**Problem description:** Pick out each line with the word "structured" from the material that follows.

**Exercise data:**
>>>

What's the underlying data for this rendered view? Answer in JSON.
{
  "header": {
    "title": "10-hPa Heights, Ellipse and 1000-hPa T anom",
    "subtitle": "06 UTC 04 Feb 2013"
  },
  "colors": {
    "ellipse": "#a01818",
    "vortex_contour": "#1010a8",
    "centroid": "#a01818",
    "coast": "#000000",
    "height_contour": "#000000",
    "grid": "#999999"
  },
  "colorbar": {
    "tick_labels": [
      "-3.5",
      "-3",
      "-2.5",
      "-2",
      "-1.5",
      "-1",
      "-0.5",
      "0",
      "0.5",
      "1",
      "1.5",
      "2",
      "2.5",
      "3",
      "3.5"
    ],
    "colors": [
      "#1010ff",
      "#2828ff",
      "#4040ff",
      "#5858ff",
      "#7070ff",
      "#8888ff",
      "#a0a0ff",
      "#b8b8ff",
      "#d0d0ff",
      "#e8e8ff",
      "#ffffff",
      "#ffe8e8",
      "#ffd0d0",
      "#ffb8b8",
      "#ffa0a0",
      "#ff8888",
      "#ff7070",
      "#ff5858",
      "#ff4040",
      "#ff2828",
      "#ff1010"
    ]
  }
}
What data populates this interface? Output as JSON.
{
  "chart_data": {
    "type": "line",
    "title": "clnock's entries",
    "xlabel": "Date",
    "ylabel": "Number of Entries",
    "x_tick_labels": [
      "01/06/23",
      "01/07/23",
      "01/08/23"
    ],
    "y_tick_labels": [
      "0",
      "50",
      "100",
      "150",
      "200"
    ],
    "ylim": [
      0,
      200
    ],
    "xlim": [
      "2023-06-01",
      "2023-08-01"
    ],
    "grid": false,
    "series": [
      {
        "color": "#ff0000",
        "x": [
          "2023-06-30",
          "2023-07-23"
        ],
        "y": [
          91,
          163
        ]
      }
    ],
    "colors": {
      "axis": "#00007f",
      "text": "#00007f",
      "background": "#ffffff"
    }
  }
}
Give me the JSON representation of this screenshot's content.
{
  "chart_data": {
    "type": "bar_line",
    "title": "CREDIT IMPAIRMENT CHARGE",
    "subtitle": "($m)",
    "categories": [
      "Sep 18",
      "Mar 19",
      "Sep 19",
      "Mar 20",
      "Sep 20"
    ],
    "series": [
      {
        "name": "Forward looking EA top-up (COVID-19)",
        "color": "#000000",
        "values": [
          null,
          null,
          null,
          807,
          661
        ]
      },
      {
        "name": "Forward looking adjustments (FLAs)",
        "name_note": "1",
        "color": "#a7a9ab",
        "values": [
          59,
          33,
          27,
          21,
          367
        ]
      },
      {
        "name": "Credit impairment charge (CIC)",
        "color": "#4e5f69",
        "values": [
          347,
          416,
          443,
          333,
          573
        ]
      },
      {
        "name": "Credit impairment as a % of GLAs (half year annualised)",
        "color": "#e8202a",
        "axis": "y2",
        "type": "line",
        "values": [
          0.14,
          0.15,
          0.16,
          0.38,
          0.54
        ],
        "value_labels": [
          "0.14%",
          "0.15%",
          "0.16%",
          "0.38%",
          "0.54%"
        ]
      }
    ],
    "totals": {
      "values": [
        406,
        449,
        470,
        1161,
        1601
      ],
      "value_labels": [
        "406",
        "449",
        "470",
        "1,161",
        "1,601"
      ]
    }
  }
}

<<<
>>>

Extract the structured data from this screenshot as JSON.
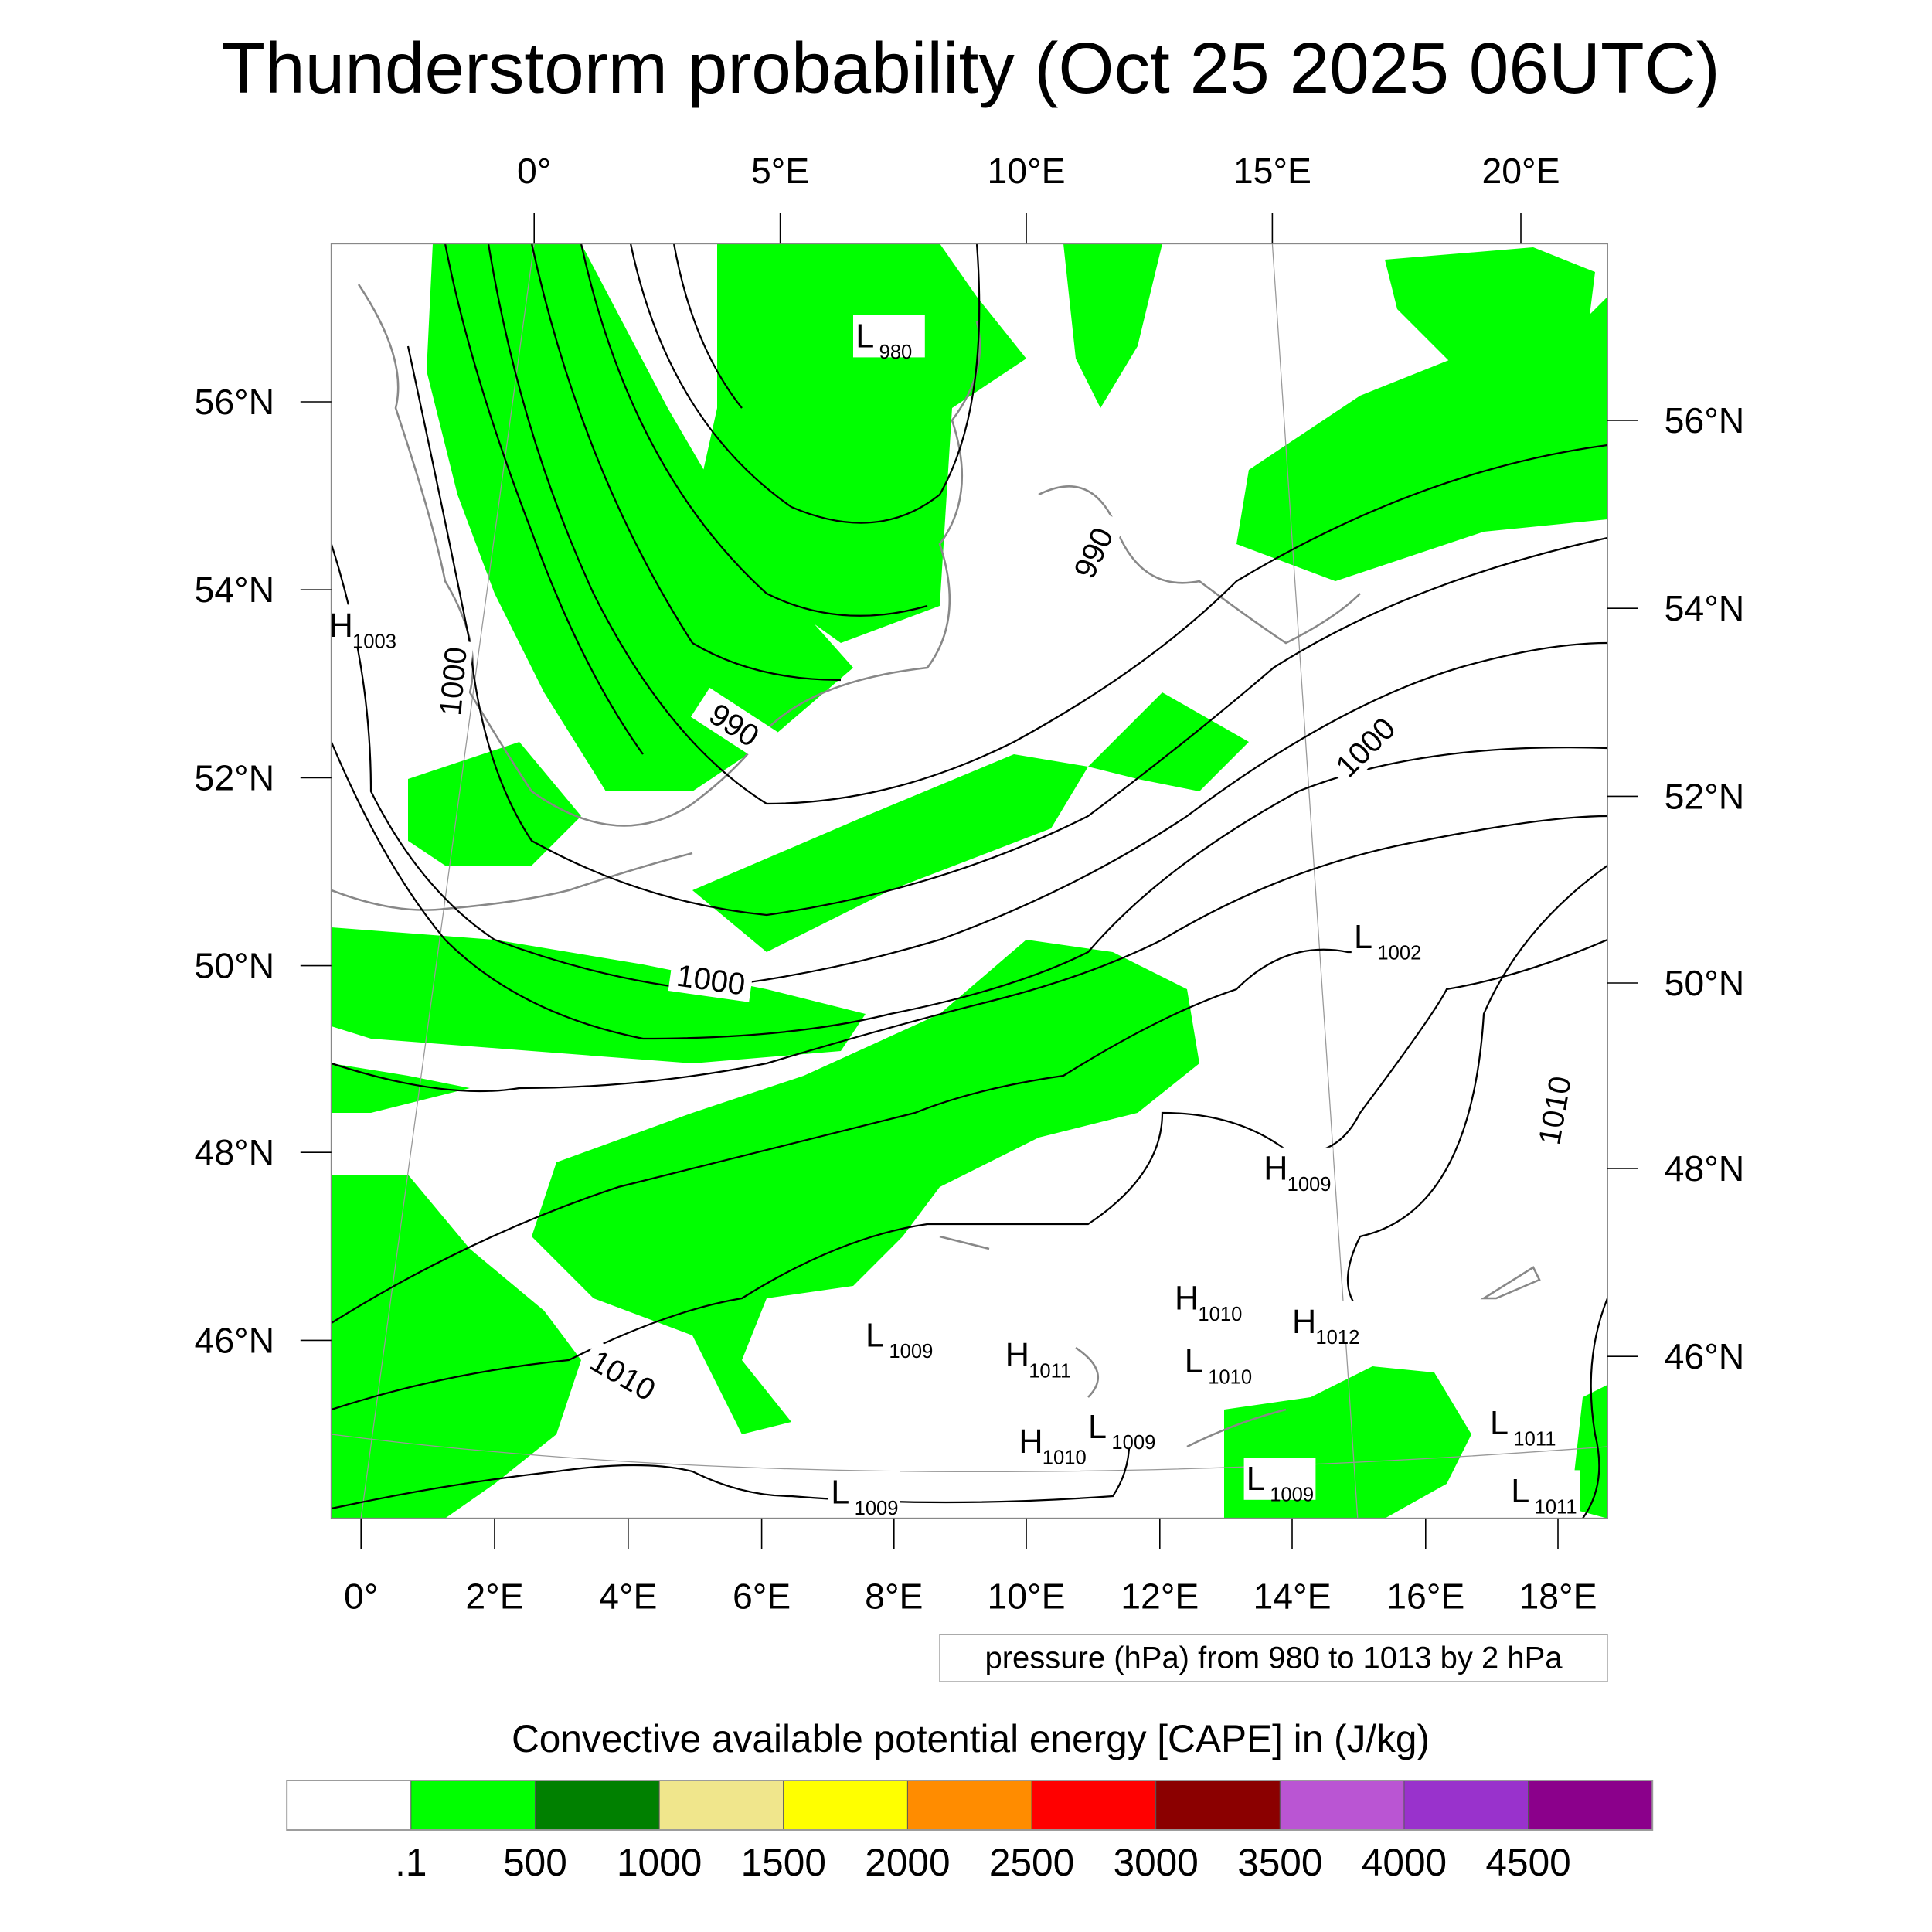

<<<
>>>

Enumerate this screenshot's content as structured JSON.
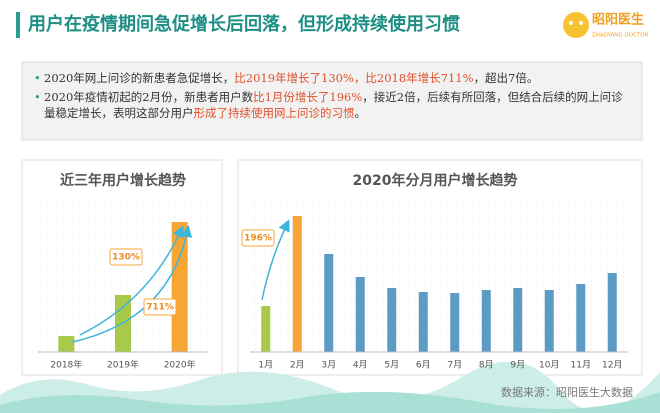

<<<

**Reply:**
Extract the structured data from this screenshot as JSON.
Enumerate this screenshot's content as structured JSON.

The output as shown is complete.